*WHAT TO DO:* Looking at the listing beneath, work out how many lines hold "xlabel" and report only that figure.
## Start SUPPLIED ENTRIES
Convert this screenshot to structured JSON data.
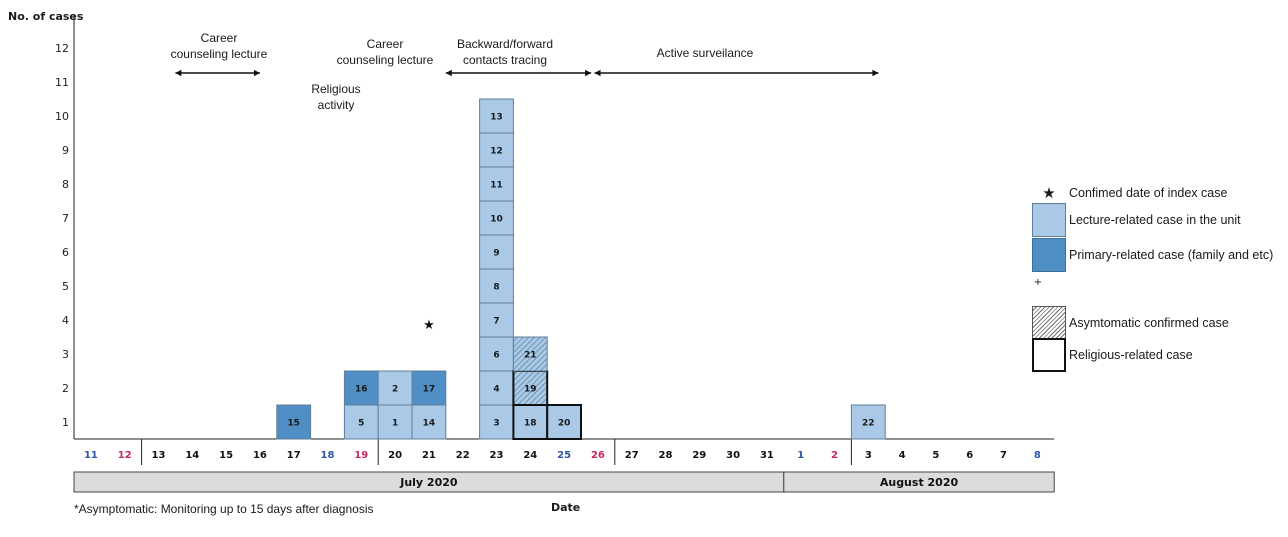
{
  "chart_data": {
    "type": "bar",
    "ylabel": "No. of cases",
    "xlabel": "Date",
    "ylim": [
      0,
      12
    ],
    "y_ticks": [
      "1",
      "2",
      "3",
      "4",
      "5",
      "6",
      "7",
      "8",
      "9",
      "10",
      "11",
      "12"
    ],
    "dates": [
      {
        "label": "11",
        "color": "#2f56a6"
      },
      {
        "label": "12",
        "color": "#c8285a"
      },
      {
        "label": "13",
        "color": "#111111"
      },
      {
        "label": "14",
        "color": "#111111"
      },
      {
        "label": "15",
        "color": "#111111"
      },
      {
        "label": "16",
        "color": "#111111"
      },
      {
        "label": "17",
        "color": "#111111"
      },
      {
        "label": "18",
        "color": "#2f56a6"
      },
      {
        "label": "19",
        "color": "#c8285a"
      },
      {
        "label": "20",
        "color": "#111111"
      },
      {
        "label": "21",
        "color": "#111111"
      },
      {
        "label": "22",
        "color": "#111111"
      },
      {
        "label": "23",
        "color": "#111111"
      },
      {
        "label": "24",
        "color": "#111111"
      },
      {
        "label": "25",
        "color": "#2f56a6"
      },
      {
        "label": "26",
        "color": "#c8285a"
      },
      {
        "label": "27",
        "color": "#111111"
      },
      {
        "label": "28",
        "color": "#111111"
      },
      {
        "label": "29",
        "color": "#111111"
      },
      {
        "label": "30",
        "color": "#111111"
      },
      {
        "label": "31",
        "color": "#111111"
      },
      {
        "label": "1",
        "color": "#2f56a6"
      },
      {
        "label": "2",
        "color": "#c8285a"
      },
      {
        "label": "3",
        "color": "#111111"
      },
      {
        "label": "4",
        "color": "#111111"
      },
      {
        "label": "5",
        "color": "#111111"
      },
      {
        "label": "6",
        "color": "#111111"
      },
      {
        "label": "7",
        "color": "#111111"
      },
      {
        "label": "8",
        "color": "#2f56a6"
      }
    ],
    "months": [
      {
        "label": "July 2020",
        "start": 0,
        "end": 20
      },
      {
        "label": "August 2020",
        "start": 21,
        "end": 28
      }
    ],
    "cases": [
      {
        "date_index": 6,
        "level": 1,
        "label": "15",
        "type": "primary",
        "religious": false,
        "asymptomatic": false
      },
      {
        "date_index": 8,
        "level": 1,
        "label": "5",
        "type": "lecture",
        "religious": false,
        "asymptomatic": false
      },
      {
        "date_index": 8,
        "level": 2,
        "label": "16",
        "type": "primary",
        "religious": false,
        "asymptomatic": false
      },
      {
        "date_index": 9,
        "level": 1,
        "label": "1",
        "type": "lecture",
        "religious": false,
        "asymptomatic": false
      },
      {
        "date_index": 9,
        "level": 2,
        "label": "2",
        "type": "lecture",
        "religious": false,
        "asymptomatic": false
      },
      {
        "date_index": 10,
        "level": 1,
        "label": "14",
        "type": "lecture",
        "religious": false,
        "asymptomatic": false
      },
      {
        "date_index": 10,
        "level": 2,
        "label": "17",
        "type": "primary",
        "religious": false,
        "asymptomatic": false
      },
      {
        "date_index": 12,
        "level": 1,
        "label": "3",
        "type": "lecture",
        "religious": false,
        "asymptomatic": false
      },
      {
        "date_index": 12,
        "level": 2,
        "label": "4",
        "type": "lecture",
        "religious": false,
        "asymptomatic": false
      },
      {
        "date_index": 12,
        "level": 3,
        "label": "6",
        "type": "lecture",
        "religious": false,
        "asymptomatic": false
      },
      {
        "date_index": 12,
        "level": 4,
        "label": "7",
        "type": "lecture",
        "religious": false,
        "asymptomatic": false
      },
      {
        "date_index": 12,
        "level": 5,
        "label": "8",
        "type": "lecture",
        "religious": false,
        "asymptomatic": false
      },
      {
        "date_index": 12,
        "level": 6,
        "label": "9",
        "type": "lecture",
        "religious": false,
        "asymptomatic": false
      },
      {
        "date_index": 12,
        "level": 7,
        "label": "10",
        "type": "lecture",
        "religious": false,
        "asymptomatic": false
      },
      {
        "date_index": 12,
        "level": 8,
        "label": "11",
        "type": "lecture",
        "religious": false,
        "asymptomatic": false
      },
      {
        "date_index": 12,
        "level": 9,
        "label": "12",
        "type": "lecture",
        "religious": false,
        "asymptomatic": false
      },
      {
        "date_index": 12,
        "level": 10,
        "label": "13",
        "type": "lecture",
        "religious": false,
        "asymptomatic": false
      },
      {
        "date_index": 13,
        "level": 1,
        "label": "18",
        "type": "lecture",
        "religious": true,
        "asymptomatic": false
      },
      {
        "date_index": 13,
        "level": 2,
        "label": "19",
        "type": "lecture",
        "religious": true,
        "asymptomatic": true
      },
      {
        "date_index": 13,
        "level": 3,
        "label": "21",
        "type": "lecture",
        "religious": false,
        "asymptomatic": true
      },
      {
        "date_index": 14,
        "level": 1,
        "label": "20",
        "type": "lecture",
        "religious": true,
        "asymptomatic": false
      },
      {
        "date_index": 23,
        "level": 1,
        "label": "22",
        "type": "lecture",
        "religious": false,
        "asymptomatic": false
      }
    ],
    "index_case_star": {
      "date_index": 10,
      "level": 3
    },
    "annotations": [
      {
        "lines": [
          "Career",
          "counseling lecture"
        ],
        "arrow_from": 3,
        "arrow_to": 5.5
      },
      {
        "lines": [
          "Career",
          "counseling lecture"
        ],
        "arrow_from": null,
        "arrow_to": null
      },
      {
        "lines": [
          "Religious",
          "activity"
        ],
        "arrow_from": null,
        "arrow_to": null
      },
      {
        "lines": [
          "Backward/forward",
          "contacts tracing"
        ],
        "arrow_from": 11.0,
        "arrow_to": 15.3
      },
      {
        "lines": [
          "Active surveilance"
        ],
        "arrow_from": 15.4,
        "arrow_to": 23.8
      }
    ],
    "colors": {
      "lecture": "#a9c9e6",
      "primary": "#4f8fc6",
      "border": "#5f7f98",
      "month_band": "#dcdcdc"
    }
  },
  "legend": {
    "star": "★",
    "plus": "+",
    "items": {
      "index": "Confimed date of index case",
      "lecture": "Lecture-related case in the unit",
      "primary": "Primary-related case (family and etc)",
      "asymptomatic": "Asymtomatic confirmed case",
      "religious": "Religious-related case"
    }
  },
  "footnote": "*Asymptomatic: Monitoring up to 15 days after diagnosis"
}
## End SUPPLIED ENTRIES
## Start SUPPLIED ENTRIES
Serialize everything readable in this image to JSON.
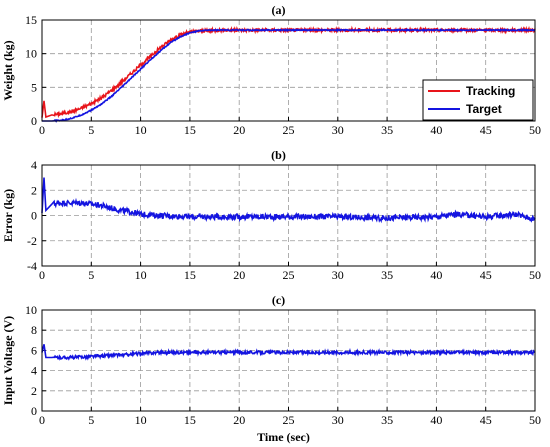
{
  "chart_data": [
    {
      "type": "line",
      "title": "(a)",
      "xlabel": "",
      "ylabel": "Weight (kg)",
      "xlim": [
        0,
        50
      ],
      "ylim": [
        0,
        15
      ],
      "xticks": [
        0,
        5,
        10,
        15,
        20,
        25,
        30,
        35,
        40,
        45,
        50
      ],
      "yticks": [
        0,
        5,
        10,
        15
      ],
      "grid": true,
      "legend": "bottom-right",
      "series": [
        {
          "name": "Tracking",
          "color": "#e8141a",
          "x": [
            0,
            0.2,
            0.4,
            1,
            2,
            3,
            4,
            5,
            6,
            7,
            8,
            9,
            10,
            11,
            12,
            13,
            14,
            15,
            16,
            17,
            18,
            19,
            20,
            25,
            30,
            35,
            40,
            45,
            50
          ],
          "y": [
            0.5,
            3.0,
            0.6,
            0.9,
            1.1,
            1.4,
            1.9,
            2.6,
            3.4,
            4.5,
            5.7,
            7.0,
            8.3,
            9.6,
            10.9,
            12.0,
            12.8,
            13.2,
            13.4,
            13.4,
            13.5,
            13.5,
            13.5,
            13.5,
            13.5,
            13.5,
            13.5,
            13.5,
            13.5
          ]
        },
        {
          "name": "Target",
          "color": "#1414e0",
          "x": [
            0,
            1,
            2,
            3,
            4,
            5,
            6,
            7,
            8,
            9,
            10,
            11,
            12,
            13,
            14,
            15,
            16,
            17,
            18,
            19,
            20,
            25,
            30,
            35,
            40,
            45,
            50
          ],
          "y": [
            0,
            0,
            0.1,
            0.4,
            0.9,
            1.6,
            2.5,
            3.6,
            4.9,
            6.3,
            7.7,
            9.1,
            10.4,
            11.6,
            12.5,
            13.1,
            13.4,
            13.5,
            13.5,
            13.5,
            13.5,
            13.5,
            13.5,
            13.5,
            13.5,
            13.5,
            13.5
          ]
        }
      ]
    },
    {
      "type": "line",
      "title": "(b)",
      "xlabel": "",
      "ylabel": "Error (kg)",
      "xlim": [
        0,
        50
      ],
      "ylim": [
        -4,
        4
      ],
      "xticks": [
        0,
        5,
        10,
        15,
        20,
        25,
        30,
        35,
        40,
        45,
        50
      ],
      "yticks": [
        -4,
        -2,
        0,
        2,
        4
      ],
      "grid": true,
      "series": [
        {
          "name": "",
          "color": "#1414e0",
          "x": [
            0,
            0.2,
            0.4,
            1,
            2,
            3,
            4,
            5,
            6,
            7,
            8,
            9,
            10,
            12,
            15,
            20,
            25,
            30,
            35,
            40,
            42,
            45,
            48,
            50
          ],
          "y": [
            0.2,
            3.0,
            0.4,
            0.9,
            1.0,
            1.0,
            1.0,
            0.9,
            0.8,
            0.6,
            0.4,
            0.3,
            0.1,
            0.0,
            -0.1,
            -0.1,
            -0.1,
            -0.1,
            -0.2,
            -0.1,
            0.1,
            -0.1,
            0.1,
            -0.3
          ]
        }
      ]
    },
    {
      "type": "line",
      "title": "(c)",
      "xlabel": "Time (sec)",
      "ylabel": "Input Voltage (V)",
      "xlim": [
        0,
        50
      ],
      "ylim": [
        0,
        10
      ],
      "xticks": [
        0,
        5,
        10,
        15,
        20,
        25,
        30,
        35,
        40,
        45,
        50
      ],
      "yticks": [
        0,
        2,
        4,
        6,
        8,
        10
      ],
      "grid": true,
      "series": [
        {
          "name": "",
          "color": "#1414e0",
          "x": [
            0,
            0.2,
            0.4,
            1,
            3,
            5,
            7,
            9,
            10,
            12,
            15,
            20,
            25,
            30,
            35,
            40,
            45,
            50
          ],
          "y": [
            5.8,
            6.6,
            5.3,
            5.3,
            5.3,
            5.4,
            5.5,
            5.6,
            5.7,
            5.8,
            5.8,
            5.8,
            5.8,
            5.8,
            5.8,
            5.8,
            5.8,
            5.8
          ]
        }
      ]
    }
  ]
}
## End SUPPLIED ENTRIES
*CORRECT ANSWER:* 4